# start of INFORMATION GIVEN
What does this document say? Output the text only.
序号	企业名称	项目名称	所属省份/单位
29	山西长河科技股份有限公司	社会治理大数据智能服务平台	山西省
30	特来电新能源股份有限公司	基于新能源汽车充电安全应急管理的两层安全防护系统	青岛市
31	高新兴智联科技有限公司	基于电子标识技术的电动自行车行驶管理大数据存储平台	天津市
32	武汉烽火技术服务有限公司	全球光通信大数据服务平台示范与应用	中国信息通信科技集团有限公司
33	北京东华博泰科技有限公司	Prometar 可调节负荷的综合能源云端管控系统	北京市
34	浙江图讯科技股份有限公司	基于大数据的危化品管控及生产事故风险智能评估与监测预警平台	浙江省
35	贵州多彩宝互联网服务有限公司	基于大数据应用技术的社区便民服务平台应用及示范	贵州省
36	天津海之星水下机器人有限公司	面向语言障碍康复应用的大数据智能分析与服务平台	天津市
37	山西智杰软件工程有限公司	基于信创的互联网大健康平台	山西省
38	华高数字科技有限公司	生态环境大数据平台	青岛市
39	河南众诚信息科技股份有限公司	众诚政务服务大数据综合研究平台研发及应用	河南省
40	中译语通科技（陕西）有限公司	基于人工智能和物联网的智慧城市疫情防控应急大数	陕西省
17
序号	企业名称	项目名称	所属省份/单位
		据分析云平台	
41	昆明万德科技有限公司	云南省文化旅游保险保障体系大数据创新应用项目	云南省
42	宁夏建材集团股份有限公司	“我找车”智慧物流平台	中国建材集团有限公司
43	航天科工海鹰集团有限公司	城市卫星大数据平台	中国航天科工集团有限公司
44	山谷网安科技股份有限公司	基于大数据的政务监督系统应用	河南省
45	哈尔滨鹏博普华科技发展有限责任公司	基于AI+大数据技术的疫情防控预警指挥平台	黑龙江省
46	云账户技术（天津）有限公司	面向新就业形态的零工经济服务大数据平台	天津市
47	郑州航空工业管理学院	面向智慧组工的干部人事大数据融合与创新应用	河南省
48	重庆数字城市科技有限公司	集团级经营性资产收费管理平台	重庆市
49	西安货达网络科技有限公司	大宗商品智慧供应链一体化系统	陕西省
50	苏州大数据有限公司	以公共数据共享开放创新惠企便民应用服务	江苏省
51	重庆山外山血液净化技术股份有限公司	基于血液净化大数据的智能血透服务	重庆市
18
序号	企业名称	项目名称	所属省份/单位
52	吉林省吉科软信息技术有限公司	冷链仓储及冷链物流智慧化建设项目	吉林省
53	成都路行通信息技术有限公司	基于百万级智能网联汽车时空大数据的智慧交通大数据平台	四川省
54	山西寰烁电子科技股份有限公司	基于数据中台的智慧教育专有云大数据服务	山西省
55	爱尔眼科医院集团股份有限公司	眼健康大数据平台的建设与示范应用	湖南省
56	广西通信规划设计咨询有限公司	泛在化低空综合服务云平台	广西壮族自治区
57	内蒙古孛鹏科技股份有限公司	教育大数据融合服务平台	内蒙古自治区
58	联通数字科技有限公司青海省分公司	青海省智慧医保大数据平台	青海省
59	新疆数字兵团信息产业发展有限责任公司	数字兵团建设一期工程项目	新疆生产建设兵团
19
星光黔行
# end of INFORMATION GIVEN
#### [TASK INSTRUCTIONS]
Transcribe the data above in full, exactly.

#### [RESPONSE TO THIS TASK]
What does this document say? Output the text only.
序号	企业名称	项目名称	所属省份/单位
29	山西长河科技股份有限公司	社会治理大数据智能服务平台	山西省
30	特来电新能源股份有限公司	基于新能源汽车充电安全应急管理的两层安全防护系统	青岛市
31	高新兴智联科技有限公司	基于电子标识技术的电动自行车行驶管理大数据存储平台	天津市
32	武汉烽火技术服务有限公司	全球光通信大数据服务平台示范与应用	中国信息通信科技集团有限公司
33	北京东华博泰科技有限公司	Prometar 可调节负荷的综合能源云端管控系统	北京市
34	浙江图讯科技股份有限公司	基于大数据的危化品管控及生产事故风险智能评估与监测预警平台	浙江省
35	贵州多彩宝互联网服务有限公司	基于大数据应用技术的社区便民服务平台应用及示范	贵州省
36	天津海之星水下机器人有限公司	面向语言障碍康复应用的大数据智能分析与服务平台	天津市
37	山西智杰软件工程有限公司	基于信创的互联网大健康平台	山西省
38	华高数字科技有限公司	生态环境大数据平台	青岛市
39	河南众诚信息科技股份有限公司	众诚政务服务大数据综合研究平台研发及应用	河南省
40	中译语通科技（陕西）有限公司	基于人工智能和物联网的智慧城市疫情防控应急大数	陕西省
17
序号	企业名称	项目名称	所属省份/单位
		据分析云平台	
41	昆明万德科技有限公司	云南省文化旅游保险保障体系大数据创新应用项目	云南省
42	宁夏建材集团股份有限公司	“我找车”智慧物流平台	中国建材集团有限公司
43	航天科工海鹰集团有限公司	城市卫星大数据平台	中国航天科工集团有限公司
44	山谷网安科技股份有限公司	基于大数据的政务监督系统应用	河南省
45	哈尔滨鹏博普华科技发展有限责任公司	基于AI+大数据技术的疫情防控预警指挥平台	黑龙江省
46	云账户技术（天津）有限公司	面向新就业形态的零工经济服务大数据平台	天津市
47	郑州航空工业管理学院	面向智慧组工的干部人事大数据融合与创新应用	河南省
48	重庆数字城市科技有限公司	集团级经营性资产收费管理平台	重庆市
49	西安货达网络科技有限公司	大宗商品智慧供应链一体化系统	陕西省
50	苏州大数据有限公司	以公共数据共享开放创新惠企便民应用服务	江苏省
51	重庆山外山血液净化技术股份有限公司	基于血液净化大数据的智能血透服务	重庆市
18
序号	企业名称	项目名称	所属省份/单位
52	吉林省吉科软信息技术有限公司	冷链仓储及冷链物流智慧化建设项目	吉林省
53	成都路行通信息技术有限公司	基于百万级智能网联汽车时空大数据的智慧交通大数据平台	四川省
54	山西寰烁电子科技股份有限公司	基于数据中台的智慧教育专有云大数据服务	山西省
55	爱尔眼科医院集团股份有限公司	眼健康大数据平台的建设与示范应用	湖南省
56	广西通信规划设计咨询有限公司	泛在化低空综合服务云平台	广西壮族自治区
57	内蒙古孛鹏科技股份有限公司	教育大数据融合服务平台	内蒙古自治区
58	联通数字科技有限公司青海省分公司	青海省智慧医保大数据平台	青海省
59	新疆数字兵团信息产业发展有限责任公司	数字兵团建设一期工程项目	新疆生产建设兵团
19
星光黔行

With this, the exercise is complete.